═════ Data for this exercise ═════

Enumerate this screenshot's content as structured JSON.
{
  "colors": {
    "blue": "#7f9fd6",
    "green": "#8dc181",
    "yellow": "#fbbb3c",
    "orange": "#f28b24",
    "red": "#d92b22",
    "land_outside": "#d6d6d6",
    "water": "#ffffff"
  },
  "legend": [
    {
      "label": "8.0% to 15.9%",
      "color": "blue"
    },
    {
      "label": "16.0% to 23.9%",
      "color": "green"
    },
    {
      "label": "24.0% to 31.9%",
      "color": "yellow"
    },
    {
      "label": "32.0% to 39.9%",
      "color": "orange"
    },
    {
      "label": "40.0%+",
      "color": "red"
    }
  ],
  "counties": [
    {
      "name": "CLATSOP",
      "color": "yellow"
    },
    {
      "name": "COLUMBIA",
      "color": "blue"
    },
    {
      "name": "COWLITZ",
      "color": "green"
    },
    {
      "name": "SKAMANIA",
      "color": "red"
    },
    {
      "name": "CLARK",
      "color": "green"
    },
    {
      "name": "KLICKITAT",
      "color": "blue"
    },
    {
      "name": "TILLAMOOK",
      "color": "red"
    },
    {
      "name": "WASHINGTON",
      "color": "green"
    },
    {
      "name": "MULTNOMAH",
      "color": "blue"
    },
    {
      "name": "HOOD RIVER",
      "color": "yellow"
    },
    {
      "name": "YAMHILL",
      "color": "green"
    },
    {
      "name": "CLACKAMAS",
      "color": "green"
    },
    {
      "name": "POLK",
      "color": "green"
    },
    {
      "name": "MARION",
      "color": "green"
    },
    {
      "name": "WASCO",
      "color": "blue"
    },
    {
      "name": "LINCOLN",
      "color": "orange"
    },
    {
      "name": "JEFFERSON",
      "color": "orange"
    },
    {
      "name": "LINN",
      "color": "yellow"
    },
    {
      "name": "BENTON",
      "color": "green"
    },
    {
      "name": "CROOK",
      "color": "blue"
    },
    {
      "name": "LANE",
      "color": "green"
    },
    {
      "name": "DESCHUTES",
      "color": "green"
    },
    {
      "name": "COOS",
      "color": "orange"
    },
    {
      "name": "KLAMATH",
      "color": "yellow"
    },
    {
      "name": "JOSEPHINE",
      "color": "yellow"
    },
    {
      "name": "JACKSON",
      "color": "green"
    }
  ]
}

═════

§ **Prompt**: Filter the entries down to the lines with the word "label" in them.

§ **Solution for this task**:
      "label": "8.0% to 15.9%",
      "label": "16.0% to 23.9%",
      "label": "24.0% to 31.9%",
      "label": "32.0% to 39.9%",
      "label": "40.0%+",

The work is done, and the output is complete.